• REQUIRED WORK:
Every entry below must appear again, exactly as written.

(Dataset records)
◆ ◆ ◆

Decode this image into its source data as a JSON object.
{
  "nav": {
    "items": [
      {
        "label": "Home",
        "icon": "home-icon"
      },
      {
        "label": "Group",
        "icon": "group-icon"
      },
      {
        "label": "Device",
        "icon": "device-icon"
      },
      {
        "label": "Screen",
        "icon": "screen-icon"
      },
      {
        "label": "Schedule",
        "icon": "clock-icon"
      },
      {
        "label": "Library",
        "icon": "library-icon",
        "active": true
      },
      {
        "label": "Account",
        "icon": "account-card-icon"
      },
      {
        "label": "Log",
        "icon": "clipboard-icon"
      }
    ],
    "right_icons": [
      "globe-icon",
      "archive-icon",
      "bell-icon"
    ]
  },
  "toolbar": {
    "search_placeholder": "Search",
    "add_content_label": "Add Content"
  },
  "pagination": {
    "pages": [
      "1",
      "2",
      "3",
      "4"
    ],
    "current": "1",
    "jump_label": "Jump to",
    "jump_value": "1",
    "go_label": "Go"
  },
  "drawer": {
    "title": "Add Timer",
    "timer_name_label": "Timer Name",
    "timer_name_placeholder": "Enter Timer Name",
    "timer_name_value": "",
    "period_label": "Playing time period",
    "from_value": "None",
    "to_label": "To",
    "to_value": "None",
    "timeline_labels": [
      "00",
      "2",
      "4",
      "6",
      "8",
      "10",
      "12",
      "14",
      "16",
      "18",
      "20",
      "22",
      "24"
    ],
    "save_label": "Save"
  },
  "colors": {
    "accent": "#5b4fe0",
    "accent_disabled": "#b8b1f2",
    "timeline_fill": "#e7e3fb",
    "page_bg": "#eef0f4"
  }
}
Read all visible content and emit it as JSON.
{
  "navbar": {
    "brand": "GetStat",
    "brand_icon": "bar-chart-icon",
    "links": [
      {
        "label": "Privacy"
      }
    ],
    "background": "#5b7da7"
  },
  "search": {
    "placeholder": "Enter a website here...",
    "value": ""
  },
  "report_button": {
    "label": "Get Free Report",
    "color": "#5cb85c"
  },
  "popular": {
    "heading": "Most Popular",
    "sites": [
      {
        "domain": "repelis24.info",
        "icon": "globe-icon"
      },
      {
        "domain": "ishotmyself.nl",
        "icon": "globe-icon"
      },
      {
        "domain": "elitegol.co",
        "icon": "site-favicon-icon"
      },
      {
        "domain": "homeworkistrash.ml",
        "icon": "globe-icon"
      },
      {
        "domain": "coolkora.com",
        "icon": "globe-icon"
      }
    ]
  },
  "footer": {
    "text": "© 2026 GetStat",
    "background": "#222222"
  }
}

◆ ◆ ◆

• PROBLEM SOLUTION:
Decode this image into its source data as a JSON object.
{
  "nav": {
    "items": [
      {
        "label": "Home",
        "icon": "home-icon"
      },
      {
        "label": "Group",
        "icon": "group-icon"
      },
      {
        "label": "Device",
        "icon": "device-icon"
      },
      {
        "label": "Screen",
        "icon": "screen-icon"
      },
      {
        "label": "Schedule",
        "icon": "clock-icon"
      },
      {
        "label": "Library",
        "icon": "library-icon",
        "active": true
      },
      {
        "label": "Account",
        "icon": "account-card-icon"
      },
      {
        "label": "Log",
        "icon": "clipboard-icon"
      }
    ],
    "right_icons": [
      "globe-icon",
      "archive-icon",
      "bell-icon"
    ]
  },
  "toolbar": {
    "search_placeholder": "Search",
    "add_content_label": "Add Content"
  },
  "pagination": {
    "pages": [
      "1",
      "2",
      "3",
      "4"
    ],
    "current": "1",
    "jump_label": "Jump to",
    "jump_value": "1",
    "go_label": "Go"
  },
  "drawer": {
    "title": "Add Timer",
    "timer_name_label": "Timer Name",
    "timer_name_placeholder": "Enter Timer Name",
    "timer_name_value": "",
    "period_label": "Playing time period",
    "from_value": "None",
    "to_label": "To",
    "to_value": "None",
    "timeline_labels": [
      "00",
      "2",
      "4",
      "6",
      "8",
      "10",
      "12",
      "14",
      "16",
      "18",
      "20",
      "22",
      "24"
    ],
    "save_label": "Save"
  },
  "colors": {
    "accent": "#5b4fe0",
    "accent_disabled": "#b8b1f2",
    "timeline_fill": "#e7e3fb",
    "page_bg": "#eef0f4"
  }
}
Read all visible content and emit it as JSON.
{
  "navbar": {
    "brand": "GetStat",
    "brand_icon": "bar-chart-icon",
    "links": [
      {
        "label": "Privacy"
      }
    ],
    "background": "#5b7da7"
  },
  "search": {
    "placeholder": "Enter a website here...",
    "value": ""
  },
  "report_button": {
    "label": "Get Free Report",
    "color": "#5cb85c"
  },
  "popular": {
    "heading": "Most Popular",
    "sites": [
      {
        "domain": "repelis24.info",
        "icon": "globe-icon"
      },
      {
        "domain": "ishotmyself.nl",
        "icon": "globe-icon"
      },
      {
        "domain": "elitegol.co",
        "icon": "site-favicon-icon"
      },
      {
        "domain": "homeworkistrash.ml",
        "icon": "globe-icon"
      },
      {
        "domain": "coolkora.com",
        "icon": "globe-icon"
      }
    ]
  },
  "footer": {
    "text": "© 2026 GetStat",
    "background": "#222222"
  }
}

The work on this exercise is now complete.